→ **STATED TASK**:
Each entry below is to be transcribed exactly.

START RECORDED INFORMATION

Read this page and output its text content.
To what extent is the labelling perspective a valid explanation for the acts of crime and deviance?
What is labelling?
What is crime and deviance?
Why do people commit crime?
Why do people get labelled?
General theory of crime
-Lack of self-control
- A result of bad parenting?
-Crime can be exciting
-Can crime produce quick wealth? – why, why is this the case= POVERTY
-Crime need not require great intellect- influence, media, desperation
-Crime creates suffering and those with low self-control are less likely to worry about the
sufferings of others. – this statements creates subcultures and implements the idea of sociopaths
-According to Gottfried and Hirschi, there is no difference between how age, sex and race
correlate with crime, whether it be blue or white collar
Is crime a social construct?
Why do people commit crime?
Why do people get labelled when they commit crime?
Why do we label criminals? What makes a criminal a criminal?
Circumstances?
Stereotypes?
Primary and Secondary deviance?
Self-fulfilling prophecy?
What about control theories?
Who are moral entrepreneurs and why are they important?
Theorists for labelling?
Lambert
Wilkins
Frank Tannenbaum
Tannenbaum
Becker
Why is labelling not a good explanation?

END RECORDED INFORMATION

→ **SOLVED EXERCISE**:
Read this page and output its text content.
To what extent is the labelling perspective a valid explanation for the acts of crime and deviance?
What is labelling?
What is crime and deviance?
Why do people commit crime?
Why do people get labelled?
General theory of crime
-Lack of self-control
- A result of bad parenting?
-Crime can be exciting
-Can crime produce quick wealth? – why, why is this the case= POVERTY
-Crime need not require great intellect- influence, media, desperation
-Crime creates suffering and those with low self-control are less likely to worry about the
sufferings of others. – this statements creates subcultures and implements the idea of sociopaths
-According to Gottfried and Hirschi, there is no difference between how age, sex and race
correlate with crime, whether it be blue or white collar
Is crime a social construct?
Why do people commit crime?
Why do people get labelled when they commit crime?
Why do we label criminals? What makes a criminal a criminal?
Circumstances?
Stereotypes?
Primary and Secondary deviance?
Self-fulfilling prophecy?
What about control theories?
Who are moral entrepreneurs and why are they important?
Theorists for labelling?
Lambert
Wilkins
Frank Tannenbaum
Tannenbaum
Becker
Why is labelling not a good explanation?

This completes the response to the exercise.